[Directions for this task]
Give the listing as a Markdown table with the columns Row and Line, starting with its first line and going on through the line that contains "363, 1171, 378]". Number each row, and leave out any blank lines.

[Material for this task]
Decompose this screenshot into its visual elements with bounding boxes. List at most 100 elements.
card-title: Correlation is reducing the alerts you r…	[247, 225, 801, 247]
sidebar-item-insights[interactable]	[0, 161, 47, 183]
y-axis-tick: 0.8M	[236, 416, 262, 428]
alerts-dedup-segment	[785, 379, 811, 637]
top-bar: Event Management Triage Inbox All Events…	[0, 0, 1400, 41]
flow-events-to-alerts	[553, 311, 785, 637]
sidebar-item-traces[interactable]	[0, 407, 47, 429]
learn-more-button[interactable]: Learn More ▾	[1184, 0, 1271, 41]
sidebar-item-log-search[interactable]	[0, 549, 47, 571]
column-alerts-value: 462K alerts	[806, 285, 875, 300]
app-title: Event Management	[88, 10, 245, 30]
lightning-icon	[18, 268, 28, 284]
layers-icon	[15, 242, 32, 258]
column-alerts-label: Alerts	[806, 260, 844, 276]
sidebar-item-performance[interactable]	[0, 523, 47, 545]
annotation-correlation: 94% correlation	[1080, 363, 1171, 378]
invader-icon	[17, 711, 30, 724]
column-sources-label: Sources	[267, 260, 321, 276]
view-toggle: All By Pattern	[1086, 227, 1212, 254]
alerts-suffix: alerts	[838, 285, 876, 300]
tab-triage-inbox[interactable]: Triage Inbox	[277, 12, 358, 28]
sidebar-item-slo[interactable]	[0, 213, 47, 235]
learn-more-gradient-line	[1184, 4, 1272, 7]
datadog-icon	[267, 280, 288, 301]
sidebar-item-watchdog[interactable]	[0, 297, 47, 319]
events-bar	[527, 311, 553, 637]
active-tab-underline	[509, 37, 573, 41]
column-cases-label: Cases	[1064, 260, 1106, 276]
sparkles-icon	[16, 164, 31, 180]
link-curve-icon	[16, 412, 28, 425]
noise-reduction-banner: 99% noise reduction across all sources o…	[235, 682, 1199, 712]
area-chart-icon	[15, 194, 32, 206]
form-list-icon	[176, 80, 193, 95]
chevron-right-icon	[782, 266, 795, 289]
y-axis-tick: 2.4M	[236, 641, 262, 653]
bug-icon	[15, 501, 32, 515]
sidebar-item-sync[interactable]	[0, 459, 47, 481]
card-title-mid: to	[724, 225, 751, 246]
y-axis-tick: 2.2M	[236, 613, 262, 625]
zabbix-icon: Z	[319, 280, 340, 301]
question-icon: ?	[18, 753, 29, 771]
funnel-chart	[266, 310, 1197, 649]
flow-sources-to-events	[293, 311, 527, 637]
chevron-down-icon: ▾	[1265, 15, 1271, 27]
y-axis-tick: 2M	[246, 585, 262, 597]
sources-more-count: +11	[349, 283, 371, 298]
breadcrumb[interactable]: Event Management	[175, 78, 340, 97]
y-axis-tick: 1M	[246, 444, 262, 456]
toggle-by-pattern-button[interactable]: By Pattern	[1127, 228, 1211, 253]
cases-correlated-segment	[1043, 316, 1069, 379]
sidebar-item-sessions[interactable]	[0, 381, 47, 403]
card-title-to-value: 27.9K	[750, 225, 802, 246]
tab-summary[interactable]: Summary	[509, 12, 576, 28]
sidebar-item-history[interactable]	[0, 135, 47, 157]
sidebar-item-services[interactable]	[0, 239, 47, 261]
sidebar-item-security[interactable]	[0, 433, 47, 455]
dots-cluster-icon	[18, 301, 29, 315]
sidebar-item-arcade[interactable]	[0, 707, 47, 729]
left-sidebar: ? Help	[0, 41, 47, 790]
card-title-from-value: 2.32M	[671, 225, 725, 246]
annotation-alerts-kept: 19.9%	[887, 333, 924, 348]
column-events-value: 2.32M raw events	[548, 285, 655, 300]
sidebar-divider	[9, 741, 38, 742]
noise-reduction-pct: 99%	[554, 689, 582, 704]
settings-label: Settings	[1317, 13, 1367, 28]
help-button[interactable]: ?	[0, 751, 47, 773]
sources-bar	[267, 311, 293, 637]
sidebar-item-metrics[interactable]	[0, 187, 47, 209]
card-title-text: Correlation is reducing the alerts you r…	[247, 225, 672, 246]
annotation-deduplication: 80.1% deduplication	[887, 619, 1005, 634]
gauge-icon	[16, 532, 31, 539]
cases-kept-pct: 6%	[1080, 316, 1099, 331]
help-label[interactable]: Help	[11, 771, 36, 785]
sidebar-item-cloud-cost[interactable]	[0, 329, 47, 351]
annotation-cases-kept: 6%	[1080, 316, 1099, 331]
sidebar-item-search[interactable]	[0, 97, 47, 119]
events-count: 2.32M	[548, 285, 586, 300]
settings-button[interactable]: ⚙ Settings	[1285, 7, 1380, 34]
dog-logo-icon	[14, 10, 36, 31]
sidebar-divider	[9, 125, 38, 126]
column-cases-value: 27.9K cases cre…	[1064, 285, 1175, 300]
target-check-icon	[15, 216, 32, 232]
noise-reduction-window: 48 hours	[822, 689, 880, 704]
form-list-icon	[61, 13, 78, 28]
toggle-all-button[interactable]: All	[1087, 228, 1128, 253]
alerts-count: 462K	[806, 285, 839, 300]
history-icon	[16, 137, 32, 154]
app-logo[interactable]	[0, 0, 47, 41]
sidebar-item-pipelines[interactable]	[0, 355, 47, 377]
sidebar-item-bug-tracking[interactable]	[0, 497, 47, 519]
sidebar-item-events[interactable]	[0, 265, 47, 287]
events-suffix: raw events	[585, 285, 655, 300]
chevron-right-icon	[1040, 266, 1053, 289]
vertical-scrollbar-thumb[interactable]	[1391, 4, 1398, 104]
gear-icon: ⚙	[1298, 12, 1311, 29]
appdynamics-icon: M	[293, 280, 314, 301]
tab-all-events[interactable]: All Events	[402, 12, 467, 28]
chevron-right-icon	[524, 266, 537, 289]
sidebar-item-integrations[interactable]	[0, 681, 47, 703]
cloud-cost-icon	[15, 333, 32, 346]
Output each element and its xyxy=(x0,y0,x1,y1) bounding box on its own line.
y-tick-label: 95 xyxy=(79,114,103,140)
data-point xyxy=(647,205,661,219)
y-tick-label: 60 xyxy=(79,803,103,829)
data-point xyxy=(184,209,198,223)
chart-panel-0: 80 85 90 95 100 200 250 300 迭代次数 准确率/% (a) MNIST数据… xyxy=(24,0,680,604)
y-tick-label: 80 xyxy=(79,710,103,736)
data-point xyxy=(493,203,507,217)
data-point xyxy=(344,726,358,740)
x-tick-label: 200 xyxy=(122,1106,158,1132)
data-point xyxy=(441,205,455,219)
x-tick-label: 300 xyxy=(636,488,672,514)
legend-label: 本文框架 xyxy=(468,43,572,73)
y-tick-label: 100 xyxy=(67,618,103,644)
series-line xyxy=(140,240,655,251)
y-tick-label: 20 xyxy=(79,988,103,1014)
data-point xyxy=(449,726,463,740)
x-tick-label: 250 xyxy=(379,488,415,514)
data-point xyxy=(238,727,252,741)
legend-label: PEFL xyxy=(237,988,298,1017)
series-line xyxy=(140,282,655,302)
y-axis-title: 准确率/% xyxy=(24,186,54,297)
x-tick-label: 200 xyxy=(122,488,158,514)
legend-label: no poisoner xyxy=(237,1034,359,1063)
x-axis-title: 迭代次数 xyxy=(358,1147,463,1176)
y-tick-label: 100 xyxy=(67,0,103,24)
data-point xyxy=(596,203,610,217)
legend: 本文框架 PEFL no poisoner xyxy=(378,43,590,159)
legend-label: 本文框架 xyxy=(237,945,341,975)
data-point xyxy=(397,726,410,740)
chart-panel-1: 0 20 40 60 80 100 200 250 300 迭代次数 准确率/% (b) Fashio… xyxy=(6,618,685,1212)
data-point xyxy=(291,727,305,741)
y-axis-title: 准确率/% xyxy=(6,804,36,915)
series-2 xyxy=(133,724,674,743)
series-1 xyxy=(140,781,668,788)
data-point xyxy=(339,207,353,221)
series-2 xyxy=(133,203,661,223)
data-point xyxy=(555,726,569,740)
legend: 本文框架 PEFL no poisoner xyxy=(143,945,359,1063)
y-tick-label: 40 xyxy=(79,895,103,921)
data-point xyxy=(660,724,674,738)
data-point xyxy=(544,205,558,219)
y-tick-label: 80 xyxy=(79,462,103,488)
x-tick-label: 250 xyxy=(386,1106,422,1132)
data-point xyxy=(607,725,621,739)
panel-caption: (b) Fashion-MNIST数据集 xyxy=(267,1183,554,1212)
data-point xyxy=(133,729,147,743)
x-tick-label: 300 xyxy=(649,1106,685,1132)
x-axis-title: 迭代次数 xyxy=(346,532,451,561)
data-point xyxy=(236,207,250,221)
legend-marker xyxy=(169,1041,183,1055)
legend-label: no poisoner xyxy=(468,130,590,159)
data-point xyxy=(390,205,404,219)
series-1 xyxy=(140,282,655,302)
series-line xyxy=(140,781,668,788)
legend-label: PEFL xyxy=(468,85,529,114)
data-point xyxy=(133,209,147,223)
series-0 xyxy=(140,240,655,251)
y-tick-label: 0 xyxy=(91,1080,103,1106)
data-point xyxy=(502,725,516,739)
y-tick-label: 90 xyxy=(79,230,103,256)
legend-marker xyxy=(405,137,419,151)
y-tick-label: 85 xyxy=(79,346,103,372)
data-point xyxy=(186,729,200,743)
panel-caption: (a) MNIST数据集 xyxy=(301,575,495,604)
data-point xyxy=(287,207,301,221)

[Right answer]
| Row | Line |
|---|---|
| 1 | Decompose this screenshot into its visual elements with bounding boxes. List at most 100 elements. |
| 2 | card-title: Correlation is reducing the alerts you r…	[247, 225, 801, 247] |
| 3 | sidebar-item-insights[interactable]	[0, 161, 47, 183] |
| 4 | y-axis-tick: 0.8M	[236, 416, 262, 428] |
| 5 | alerts-dedup-segment	[785, 379, 811, 637] |
| 6 | top-bar: Event Management Triage Inbox All Events…	[0, 0, 1400, 41] |
| 7 | flow-events-to-alerts	[553, 311, 785, 637] |
| 8 | sidebar-item-traces[interactable]	[0, 407, 47, 429] |
| 9 | learn-more-button[interactable]: Learn More ▾	[1184, 0, 1271, 41] |
| 10 | sidebar-item-log-search[interactable]	[0, 549, 47, 571] |
| 11 | column-alerts-value: 462K alerts	[806, 285, 875, 300] |
| 12 | app-title: Event Management	[88, 10, 245, 30] |
| 13 | lightning-icon	[18, 268, 28, 284] |
| 14 | layers-icon	[15, 242, 32, 258] |
| 15 | column-alerts-label: Alerts	[806, 260, 844, 276] |
| 16 | sidebar-item-performance[interactable]	[0, 523, 47, 545] |
| 17 | annotation-correlation: 94% correlation	[1080, 363, 1171, 378] |